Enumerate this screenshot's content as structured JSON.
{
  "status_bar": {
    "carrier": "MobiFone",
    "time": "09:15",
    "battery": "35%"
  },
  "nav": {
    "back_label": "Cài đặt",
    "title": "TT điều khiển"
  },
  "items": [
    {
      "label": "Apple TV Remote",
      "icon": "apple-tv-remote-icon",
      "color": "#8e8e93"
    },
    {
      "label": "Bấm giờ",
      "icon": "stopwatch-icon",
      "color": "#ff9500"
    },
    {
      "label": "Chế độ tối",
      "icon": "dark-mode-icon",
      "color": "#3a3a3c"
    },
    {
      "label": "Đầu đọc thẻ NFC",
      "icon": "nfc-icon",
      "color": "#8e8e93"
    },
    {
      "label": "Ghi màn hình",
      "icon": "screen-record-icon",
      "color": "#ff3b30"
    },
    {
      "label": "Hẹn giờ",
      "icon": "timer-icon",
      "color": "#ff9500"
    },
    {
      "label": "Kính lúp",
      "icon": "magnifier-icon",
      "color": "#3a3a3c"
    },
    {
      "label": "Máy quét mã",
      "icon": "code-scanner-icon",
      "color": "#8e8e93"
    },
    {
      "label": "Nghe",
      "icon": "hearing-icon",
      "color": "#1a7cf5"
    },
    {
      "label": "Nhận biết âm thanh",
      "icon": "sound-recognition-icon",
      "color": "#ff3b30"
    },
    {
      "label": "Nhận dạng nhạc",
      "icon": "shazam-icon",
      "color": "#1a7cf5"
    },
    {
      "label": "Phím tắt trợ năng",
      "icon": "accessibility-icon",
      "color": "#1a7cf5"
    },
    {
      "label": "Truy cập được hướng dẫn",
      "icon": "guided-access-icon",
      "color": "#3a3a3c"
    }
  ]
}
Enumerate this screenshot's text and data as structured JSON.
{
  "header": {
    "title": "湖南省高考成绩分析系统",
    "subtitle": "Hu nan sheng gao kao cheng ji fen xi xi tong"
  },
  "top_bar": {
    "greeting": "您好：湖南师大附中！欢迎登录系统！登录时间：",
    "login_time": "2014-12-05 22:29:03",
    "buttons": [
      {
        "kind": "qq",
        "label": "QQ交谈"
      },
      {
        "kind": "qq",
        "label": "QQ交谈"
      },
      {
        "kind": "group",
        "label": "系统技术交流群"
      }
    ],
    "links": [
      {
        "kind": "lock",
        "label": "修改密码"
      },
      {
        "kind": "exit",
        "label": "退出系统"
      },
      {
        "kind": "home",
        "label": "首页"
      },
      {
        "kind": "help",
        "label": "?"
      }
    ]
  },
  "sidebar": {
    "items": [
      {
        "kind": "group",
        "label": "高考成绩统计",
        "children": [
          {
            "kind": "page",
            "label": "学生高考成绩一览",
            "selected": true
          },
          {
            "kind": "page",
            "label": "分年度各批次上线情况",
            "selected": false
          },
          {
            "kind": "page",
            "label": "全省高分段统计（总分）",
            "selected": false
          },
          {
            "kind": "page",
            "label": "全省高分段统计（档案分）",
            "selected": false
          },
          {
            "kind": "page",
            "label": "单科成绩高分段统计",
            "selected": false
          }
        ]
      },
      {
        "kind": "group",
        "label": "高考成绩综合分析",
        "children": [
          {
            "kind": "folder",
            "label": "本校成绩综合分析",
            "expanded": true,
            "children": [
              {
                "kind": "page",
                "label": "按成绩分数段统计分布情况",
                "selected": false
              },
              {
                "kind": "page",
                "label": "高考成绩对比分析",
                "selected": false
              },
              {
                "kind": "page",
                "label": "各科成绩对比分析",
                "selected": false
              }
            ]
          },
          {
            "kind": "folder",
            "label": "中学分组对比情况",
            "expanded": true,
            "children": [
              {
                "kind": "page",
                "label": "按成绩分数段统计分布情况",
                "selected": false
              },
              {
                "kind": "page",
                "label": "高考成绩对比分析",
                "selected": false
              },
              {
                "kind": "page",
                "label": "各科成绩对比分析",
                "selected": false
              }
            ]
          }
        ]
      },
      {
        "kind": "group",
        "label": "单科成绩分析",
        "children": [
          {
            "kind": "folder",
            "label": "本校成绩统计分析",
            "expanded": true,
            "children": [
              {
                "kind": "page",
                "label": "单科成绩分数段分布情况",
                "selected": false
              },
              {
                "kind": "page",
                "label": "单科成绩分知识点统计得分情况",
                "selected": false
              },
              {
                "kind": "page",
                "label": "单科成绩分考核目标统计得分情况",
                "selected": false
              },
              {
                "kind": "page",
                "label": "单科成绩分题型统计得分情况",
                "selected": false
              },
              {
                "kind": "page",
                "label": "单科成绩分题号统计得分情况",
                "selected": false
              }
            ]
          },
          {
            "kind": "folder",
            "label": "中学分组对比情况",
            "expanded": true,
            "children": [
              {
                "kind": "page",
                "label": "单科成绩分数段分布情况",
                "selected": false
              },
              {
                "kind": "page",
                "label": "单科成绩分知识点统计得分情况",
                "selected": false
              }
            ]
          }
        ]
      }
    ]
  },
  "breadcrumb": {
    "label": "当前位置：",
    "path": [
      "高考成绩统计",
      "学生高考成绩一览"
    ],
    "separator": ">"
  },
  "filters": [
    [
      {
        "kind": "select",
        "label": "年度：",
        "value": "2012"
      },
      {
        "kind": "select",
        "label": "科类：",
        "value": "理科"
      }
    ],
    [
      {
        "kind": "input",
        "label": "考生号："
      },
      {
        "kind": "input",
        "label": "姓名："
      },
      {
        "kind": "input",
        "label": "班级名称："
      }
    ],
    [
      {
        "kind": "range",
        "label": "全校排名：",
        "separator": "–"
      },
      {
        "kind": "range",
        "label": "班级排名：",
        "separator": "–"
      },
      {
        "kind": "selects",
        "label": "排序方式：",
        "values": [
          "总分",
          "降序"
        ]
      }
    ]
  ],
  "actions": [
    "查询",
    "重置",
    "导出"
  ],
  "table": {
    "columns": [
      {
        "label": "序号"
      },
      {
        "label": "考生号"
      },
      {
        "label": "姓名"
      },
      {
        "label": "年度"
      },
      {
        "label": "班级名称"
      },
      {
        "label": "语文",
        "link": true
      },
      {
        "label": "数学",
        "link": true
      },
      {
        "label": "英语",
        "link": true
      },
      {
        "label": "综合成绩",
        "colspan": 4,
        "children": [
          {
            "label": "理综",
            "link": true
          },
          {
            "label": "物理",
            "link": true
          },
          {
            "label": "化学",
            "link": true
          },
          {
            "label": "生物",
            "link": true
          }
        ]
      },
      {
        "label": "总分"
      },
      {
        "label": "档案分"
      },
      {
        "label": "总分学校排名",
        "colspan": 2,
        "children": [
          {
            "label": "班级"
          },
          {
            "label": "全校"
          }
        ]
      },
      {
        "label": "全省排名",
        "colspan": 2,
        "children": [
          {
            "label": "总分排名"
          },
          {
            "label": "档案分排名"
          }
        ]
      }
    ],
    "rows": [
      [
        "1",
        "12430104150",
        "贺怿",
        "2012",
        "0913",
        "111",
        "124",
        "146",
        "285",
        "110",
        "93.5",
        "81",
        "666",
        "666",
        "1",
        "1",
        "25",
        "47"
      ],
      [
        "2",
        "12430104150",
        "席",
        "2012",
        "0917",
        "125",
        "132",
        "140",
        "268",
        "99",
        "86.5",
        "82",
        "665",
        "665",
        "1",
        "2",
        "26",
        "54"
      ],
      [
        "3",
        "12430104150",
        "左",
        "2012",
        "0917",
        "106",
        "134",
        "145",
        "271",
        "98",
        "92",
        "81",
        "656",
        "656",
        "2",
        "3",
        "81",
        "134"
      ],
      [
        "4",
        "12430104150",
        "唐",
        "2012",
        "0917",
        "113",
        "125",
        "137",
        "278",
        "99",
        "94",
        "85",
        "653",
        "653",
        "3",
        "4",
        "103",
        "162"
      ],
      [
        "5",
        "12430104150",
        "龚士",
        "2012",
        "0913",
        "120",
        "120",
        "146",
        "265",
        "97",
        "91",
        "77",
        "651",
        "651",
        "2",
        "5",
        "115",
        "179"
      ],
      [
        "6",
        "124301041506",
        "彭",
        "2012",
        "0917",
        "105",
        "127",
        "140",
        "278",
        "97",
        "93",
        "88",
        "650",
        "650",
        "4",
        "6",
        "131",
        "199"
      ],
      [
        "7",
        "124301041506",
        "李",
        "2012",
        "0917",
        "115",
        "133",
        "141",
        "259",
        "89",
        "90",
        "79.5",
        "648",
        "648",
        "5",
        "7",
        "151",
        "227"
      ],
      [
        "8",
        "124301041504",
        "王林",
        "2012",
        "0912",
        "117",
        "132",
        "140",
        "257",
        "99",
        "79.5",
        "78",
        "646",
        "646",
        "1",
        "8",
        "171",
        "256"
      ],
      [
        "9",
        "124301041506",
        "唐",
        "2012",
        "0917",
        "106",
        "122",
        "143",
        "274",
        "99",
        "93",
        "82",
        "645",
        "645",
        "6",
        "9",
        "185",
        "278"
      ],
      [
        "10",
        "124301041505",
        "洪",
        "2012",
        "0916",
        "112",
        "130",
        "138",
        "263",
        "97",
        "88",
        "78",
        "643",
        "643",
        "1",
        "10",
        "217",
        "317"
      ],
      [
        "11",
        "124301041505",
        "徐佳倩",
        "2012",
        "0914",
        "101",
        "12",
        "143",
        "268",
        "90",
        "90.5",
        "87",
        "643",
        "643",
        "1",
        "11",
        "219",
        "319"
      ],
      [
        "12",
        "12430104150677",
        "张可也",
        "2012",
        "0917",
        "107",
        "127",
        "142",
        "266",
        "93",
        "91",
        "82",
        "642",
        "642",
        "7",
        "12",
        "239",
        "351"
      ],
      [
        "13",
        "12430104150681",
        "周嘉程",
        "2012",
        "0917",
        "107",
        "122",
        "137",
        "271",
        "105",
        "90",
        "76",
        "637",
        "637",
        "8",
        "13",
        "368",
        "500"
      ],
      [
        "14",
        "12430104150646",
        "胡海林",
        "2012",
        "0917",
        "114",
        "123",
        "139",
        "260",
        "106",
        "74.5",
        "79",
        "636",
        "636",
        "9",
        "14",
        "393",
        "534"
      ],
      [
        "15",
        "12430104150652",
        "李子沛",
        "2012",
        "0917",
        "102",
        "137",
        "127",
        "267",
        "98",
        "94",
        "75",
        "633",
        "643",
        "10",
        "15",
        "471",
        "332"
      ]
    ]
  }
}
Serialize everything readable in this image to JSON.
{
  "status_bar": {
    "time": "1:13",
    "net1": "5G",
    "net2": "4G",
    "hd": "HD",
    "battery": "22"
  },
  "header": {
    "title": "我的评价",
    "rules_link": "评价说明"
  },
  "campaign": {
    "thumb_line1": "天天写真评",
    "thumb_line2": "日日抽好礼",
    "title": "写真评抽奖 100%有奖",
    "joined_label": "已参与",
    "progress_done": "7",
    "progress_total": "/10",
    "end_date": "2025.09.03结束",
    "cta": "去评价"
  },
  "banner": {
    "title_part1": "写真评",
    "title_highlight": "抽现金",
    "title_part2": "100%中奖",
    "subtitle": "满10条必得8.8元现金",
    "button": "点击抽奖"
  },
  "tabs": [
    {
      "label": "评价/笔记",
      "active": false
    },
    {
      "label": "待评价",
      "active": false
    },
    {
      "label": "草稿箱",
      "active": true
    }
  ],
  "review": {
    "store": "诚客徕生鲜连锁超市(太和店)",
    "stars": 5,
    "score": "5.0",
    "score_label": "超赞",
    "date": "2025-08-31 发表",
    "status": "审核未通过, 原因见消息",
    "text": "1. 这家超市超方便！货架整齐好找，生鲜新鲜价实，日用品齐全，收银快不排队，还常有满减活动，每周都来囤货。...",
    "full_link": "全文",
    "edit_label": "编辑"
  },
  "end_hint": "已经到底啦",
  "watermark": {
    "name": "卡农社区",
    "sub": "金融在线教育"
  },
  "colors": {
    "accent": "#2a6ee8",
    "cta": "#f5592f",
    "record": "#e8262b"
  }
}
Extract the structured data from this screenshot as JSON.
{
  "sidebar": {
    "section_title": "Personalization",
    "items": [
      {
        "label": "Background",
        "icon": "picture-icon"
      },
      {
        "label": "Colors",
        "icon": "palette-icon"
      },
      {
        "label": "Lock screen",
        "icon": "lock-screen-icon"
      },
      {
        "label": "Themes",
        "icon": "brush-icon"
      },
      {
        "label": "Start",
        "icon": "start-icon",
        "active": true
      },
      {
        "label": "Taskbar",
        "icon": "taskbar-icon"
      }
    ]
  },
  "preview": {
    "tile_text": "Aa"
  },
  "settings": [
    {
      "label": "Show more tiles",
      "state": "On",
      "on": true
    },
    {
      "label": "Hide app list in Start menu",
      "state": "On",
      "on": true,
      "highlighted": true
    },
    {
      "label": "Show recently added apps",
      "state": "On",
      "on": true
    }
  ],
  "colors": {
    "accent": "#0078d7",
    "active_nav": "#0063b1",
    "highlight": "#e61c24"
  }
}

# Task requirements
In the records above, locate the lines holding the word "this". Copy each of them.

# Completed task
Enumerate this screenshot's content as structured JSON.
Enumerate this screenshot's text and data as structured JSON.
Serialize everything readable in this image to JSON.
Extract the structured data from this screenshot as JSON.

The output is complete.